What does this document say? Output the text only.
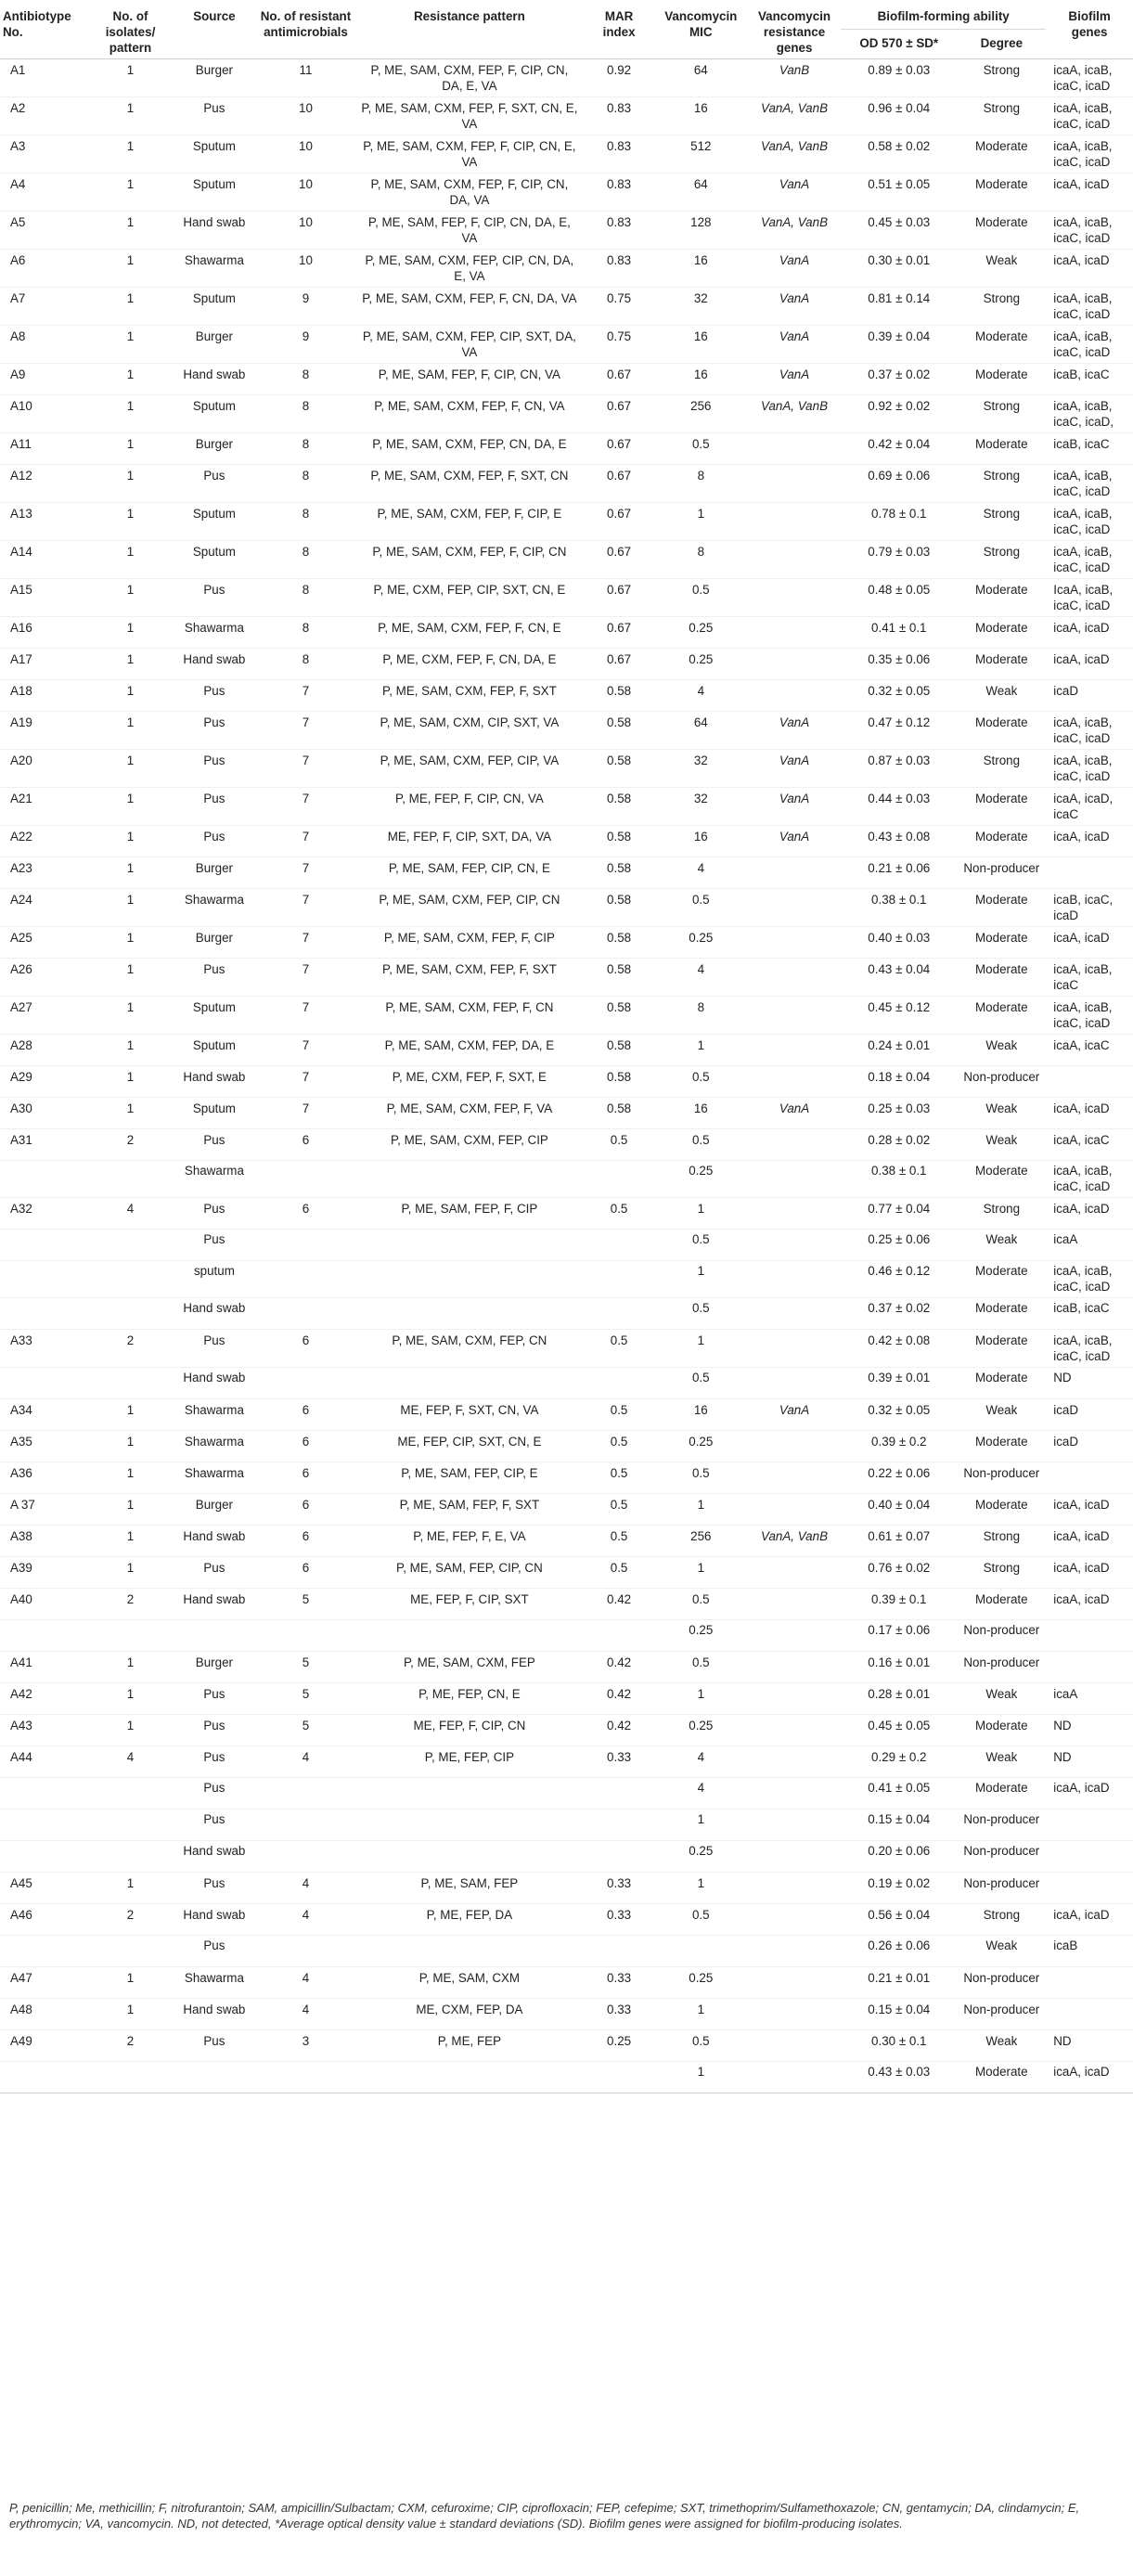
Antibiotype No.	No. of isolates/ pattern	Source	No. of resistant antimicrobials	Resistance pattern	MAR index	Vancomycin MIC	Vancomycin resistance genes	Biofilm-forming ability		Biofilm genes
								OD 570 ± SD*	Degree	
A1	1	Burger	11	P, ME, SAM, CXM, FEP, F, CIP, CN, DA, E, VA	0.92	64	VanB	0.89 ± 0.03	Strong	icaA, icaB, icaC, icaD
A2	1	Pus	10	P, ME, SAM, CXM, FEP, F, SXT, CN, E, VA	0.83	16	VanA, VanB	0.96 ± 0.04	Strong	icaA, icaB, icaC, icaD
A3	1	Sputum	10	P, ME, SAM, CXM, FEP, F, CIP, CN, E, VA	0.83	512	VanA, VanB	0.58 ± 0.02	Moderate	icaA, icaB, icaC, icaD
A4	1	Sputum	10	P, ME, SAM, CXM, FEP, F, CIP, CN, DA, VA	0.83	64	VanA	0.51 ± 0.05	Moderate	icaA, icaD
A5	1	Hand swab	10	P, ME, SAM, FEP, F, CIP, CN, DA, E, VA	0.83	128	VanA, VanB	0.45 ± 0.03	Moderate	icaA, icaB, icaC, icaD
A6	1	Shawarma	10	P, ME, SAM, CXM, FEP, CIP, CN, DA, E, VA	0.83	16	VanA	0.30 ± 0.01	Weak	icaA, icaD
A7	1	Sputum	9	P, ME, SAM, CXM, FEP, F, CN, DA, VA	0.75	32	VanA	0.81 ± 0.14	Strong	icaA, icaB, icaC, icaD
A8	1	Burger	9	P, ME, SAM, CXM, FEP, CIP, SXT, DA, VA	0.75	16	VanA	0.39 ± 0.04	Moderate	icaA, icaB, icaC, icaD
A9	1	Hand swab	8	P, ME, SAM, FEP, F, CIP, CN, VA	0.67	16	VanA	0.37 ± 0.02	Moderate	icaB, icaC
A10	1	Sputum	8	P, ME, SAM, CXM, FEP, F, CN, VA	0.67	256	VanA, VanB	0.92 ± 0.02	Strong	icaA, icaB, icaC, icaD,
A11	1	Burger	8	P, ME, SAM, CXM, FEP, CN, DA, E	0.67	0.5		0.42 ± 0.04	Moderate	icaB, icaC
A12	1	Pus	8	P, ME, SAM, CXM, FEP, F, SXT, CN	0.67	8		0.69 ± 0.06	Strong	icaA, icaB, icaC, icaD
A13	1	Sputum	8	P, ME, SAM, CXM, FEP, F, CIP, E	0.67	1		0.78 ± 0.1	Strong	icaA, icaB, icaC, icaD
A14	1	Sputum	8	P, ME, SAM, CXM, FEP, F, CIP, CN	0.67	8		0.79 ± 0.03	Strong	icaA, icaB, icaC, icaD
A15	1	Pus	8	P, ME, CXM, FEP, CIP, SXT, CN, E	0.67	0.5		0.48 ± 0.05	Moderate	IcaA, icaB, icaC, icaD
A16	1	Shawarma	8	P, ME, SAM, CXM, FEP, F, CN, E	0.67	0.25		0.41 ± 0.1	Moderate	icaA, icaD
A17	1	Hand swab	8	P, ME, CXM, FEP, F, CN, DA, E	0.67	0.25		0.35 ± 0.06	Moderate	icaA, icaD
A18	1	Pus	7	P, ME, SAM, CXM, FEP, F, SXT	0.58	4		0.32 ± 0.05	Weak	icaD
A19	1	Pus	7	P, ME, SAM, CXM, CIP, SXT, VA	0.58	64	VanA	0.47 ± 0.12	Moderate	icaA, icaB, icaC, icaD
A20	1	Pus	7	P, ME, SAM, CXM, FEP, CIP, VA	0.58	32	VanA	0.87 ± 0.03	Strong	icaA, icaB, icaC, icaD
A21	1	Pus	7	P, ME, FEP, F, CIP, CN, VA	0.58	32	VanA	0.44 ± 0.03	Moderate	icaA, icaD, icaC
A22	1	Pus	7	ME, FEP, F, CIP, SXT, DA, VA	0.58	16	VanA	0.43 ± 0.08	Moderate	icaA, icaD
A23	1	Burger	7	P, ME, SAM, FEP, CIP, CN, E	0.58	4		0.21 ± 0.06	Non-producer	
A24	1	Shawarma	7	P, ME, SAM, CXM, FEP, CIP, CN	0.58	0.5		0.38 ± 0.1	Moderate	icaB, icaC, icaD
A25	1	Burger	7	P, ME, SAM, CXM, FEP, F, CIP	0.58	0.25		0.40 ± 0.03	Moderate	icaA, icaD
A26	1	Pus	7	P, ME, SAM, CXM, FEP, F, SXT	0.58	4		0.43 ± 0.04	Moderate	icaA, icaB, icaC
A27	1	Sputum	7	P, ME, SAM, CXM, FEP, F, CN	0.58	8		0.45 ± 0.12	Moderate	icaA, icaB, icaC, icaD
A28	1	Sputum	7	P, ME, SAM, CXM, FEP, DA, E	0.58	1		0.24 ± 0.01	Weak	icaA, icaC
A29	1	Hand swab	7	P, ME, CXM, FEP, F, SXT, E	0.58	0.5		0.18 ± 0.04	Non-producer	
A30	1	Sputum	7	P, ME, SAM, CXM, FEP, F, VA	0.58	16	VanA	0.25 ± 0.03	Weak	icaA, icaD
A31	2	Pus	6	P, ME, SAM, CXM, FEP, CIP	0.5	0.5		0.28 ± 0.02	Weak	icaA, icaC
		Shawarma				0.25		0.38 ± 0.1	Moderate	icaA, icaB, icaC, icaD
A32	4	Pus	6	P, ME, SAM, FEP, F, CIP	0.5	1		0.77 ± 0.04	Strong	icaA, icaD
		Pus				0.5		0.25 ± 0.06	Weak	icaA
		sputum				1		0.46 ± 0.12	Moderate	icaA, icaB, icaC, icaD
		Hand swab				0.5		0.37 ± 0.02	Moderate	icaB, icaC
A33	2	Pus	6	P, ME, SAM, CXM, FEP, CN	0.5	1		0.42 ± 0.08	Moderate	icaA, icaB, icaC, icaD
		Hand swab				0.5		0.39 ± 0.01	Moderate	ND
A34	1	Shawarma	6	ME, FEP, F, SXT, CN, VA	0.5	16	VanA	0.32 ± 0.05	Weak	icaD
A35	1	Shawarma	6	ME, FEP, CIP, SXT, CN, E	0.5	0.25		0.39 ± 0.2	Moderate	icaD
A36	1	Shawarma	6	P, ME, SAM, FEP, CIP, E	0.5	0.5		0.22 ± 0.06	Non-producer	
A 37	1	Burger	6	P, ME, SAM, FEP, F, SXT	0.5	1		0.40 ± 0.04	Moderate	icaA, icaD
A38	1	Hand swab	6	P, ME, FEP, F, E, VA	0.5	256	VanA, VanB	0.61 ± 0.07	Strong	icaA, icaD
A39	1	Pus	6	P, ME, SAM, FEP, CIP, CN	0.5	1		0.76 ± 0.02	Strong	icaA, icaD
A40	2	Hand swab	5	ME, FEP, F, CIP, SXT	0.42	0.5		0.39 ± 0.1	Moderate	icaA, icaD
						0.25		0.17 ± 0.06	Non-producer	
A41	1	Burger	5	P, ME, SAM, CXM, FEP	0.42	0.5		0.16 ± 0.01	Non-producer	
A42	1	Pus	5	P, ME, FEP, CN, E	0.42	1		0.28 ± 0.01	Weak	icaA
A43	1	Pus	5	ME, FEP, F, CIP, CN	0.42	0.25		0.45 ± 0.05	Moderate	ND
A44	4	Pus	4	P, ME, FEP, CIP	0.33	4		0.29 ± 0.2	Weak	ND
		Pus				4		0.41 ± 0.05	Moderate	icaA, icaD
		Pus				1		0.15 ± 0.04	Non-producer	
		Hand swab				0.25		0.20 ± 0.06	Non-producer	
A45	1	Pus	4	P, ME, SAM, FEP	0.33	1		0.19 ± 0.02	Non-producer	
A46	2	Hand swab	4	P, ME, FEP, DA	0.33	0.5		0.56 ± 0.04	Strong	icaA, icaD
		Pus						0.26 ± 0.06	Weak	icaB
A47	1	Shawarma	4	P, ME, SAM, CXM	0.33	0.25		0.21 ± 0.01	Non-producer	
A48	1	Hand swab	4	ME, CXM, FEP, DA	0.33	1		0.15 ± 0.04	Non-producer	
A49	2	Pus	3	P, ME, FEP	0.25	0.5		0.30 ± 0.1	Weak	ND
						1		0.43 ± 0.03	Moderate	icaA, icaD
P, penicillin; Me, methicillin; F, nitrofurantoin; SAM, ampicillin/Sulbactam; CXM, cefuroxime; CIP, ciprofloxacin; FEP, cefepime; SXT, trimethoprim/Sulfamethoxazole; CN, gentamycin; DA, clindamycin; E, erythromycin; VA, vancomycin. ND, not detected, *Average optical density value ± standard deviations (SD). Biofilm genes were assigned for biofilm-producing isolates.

...

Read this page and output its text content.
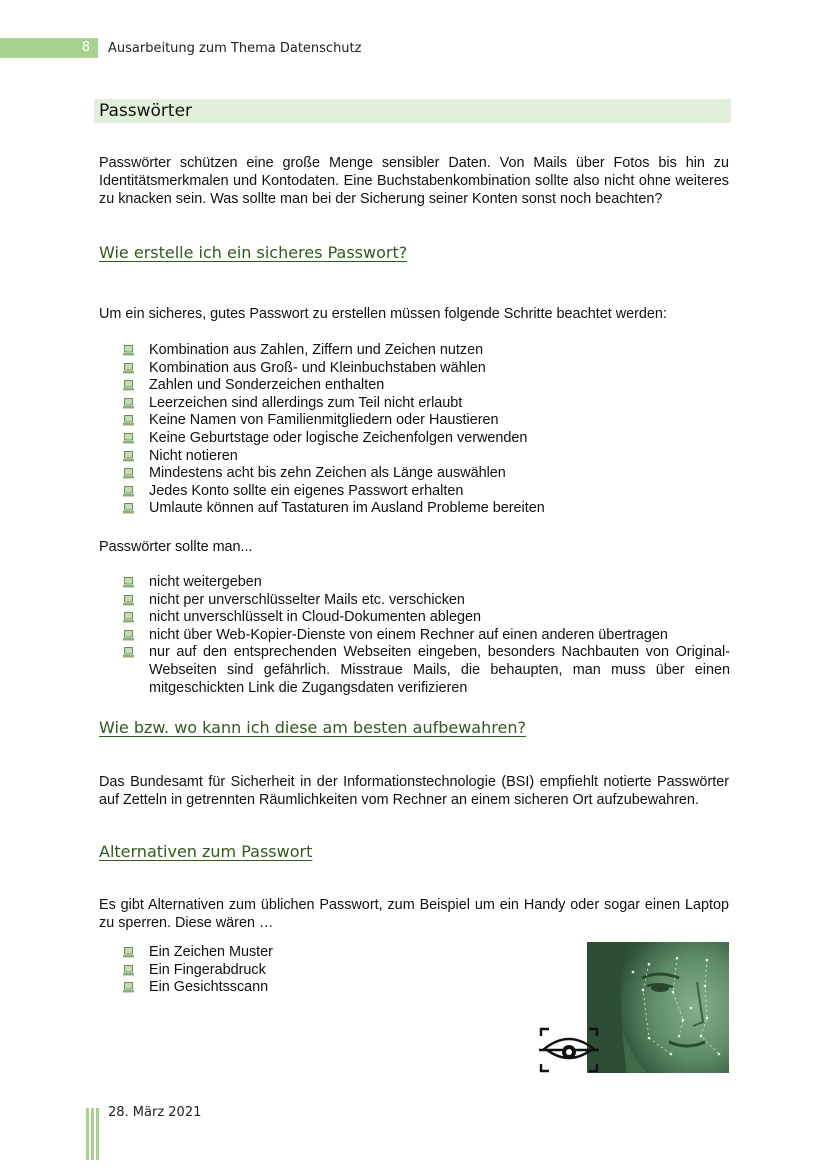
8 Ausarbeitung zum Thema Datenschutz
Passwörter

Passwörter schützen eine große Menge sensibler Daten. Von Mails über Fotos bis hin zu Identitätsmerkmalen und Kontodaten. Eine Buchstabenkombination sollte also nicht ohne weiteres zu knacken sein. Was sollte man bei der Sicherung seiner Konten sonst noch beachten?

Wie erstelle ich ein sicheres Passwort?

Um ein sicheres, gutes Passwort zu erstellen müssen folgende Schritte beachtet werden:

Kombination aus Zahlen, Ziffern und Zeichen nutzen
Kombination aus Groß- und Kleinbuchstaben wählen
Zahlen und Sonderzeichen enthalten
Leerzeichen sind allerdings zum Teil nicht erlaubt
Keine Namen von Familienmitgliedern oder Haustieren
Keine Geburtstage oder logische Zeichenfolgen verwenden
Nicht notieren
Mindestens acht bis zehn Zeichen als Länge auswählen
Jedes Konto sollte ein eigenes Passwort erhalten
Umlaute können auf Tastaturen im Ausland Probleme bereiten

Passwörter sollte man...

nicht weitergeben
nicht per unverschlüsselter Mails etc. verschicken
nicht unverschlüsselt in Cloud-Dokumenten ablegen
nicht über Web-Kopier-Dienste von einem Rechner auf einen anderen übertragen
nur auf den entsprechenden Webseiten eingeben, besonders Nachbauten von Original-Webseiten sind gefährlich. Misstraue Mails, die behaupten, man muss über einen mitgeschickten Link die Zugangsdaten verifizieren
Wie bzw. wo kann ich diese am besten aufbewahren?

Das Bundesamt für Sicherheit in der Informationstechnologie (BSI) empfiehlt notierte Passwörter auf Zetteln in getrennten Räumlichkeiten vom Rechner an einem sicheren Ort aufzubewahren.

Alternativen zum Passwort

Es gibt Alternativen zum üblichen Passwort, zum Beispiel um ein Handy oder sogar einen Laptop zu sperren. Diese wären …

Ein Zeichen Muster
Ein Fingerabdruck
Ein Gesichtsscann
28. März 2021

§ Activity
Locate the lines above that hold the word "Passwort". Show every one of them.

§ Solution to the exercise
Wie erstelle ich ein sicheres Passwort?
Um ein sicheres, gutes Passwort zu erstellen müssen folgende Schritte beachtet werden:
Jedes Konto sollte ein eigenes Passwort erhalten
Alternativen zum Passwort
Es gibt Alternativen zum üblichen Passwort, zum Beispiel um ein Handy oder sogar einen Laptop zu sperren. Diese wären …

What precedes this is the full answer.